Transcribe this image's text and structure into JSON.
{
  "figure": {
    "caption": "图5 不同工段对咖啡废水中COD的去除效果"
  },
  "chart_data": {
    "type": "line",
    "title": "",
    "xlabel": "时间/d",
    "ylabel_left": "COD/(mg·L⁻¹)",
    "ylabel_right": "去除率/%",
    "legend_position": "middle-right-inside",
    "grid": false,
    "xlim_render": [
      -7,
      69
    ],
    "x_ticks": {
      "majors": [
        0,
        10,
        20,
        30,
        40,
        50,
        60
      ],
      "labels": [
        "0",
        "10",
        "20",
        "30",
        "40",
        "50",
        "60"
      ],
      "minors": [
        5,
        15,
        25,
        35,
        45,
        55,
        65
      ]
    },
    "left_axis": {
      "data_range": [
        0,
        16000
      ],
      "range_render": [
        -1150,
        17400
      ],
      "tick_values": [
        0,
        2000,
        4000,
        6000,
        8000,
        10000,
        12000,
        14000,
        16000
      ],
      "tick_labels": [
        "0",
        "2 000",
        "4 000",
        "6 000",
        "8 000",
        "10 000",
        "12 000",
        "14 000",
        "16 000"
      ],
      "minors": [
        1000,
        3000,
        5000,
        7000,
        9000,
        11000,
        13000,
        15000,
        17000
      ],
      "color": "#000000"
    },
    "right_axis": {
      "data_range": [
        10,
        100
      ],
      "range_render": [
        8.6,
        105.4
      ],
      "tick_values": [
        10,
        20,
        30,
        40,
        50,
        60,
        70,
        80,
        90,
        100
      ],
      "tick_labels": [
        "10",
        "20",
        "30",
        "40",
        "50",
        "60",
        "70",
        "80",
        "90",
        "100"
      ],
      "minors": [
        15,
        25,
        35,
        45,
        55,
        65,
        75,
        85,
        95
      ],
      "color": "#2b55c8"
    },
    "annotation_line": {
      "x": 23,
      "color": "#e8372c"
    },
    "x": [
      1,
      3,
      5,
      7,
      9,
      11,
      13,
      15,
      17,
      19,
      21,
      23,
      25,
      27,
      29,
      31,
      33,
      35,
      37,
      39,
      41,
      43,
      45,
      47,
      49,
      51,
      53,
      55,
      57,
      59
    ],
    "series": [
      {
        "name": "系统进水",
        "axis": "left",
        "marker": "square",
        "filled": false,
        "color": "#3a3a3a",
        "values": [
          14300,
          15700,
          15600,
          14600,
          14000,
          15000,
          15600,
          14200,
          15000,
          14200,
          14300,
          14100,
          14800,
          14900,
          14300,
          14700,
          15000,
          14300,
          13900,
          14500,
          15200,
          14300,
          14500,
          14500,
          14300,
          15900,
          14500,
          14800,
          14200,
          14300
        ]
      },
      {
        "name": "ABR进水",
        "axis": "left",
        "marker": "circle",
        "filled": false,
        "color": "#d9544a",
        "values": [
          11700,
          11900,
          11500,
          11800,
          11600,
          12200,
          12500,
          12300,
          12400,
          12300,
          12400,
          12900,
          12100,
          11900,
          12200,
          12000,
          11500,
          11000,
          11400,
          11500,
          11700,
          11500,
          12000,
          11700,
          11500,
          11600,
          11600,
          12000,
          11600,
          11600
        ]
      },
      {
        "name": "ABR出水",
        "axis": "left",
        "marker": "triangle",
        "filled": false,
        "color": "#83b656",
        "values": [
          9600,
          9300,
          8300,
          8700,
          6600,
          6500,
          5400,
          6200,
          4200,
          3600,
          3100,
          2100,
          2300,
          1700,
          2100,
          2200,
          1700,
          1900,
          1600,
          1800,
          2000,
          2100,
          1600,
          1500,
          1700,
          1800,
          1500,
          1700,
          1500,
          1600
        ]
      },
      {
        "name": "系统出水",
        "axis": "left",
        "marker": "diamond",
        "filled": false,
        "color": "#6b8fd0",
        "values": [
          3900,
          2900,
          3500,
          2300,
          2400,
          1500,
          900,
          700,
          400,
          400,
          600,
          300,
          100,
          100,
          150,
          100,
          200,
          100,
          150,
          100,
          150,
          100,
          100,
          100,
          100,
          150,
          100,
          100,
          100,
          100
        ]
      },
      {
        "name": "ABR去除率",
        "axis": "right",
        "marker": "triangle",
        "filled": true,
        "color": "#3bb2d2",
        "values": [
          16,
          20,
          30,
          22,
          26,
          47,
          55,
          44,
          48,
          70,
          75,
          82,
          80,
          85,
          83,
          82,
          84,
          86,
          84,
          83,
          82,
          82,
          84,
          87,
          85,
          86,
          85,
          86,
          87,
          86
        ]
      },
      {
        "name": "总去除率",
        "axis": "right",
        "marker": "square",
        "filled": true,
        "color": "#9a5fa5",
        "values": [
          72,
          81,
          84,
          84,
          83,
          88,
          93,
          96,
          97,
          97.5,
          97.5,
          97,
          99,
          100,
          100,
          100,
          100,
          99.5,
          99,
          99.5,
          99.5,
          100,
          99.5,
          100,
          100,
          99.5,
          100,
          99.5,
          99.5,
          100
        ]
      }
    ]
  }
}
────────
__Task objective__
Retype the whole listing, matching it exactly.

__Full response__
Transcribe this image's text and structure into JSON.
{
  "figure": {
    "caption": "图5 不同工段对咖啡废水中COD的去除效果"
  },
  "chart_data": {
    "type": "line",
    "title": "",
    "xlabel": "时间/d",
    "ylabel_left": "COD/(mg·L⁻¹)",
    "ylabel_right": "去除率/%",
    "legend_position": "middle-right-inside",
    "grid": false,
    "xlim_render": [
      -7,
      69
    ],
    "x_ticks": {
      "majors": [
        0,
        10,
        20,
        30,
        40,
        50,
        60
      ],
      "labels": [
        "0",
        "10",
        "20",
        "30",
        "40",
        "50",
        "60"
      ],
      "minors": [
        5,
        15,
        25,
        35,
        45,
        55,
        65
      ]
    },
    "left_axis": {
      "data_range": [
        0,
        16000
      ],
      "range_render": [
        -1150,
        17400
      ],
      "tick_values": [
        0,
        2000,
        4000,
        6000,
        8000,
        10000,
        12000,
        14000,
        16000
      ],
      "tick_labels": [
        "0",
        "2 000",
        "4 000",
        "6 000",
        "8 000",
        "10 000",
        "12 000",
        "14 000",
        "16 000"
      ],
      "minors": [
        1000,
        3000,
        5000,
        7000,
        9000,
        11000,
        13000,
        15000,
        17000
      ],
      "color": "#000000"
    },
    "right_axis": {
      "data_range": [
        10,
        100
      ],
      "range_render": [
        8.6,
        105.4
      ],
      "tick_values": [
        10,
        20,
        30,
        40,
        50,
        60,
        70,
        80,
        90,
        100
      ],
      "tick_labels": [
        "10",
        "20",
        "30",
        "40",
        "50",
        "60",
        "70",
        "80",
        "90",
        "100"
      ],
      "minors": [
        15,
        25,
        35,
        45,
        55,
        65,
        75,
        85,
        95
      ],
      "color": "#2b55c8"
    },
    "annotation_line": {
      "x": 23,
      "color": "#e8372c"
    },
    "x": [
      1,
      3,
      5,
      7,
      9,
      11,
      13,
      15,
      17,
      19,
      21,
      23,
      25,
      27,
      29,
      31,
      33,
      35,
      37,
      39,
      41,
      43,
      45,
      47,
      49,
      51,
      53,
      55,
      57,
      59
    ],
    "series": [
      {
        "name": "系统进水",
        "axis": "left",
        "marker": "square",
        "filled": false,
        "color": "#3a3a3a",
        "values": [
          14300,
          15700,
          15600,
          14600,
          14000,
          15000,
          15600,
          14200,
          15000,
          14200,
          14300,
          14100,
          14800,
          14900,
          14300,
          14700,
          15000,
          14300,
          13900,
          14500,
          15200,
          14300,
          14500,
          14500,
          14300,
          15900,
          14500,
          14800,
          14200,
          14300
        ]
      },
      {
        "name": "ABR进水",
        "axis": "left",
        "marker": "circle",
        "filled": false,
        "color": "#d9544a",
        "values": [
          11700,
          11900,
          11500,
          11800,
          11600,
          12200,
          12500,
          12300,
          12400,
          12300,
          12400,
          12900,
          12100,
          11900,
          12200,
          12000,
          11500,
          11000,
          11400,
          11500,
          11700,
          11500,
          12000,
          11700,
          11500,
          11600,
          11600,
          12000,
          11600,
          11600
        ]
      },
      {
        "name": "ABR出水",
        "axis": "left",
        "marker": "triangle",
        "filled": false,
        "color": "#83b656",
        "values": [
          9600,
          9300,
          8300,
          8700,
          6600,
          6500,
          5400,
          6200,
          4200,
          3600,
          3100,
          2100,
          2300,
          1700,
          2100,
          2200,
          1700,
          1900,
          1600,
          1800,
          2000,
          2100,
          1600,
          1500,
          1700,
          1800,
          1500,
          1700,
          1500,
          1600
        ]
      },
      {
        "name": "系统出水",
        "axis": "left",
        "marker": "diamond",
        "filled": false,
        "color": "#6b8fd0",
        "values": [
          3900,
          2900,
          3500,
          2300,
          2400,
          1500,
          900,
          700,
          400,
          400,
          600,
          300,
          100,
          100,
          150,
          100,
          200,
          100,
          150,
          100,
          150,
          100,
          100,
          100,
          100,
          150,
          100,
          100,
          100,
          100
        ]
      },
      {
        "name": "ABR去除率",
        "axis": "right",
        "marker": "triangle",
        "filled": true,
        "color": "#3bb2d2",
        "values": [
          16,
          20,
          30,
          22,
          26,
          47,
          55,
          44,
          48,
          70,
          75,
          82,
          80,
          85,
          83,
          82,
          84,
          86,
          84,
          83,
          82,
          82,
          84,
          87,
          85,
          86,
          85,
          86,
          87,
          86
        ]
      },
      {
        "name": "总去除率",
        "axis": "right",
        "marker": "square",
        "filled": true,
        "color": "#9a5fa5",
        "values": [
          72,
          81,
          84,
          84,
          83,
          88,
          93,
          96,
          97,
          97.5,
          97.5,
          97,
          99,
          100,
          100,
          100,
          100,
          99.5,
          99,
          99.5,
          99.5,
          100,
          99.5,
          100,
          100,
          99.5,
          100,
          99.5,
          99.5,
          100
        ]
      }
    ]
  }
}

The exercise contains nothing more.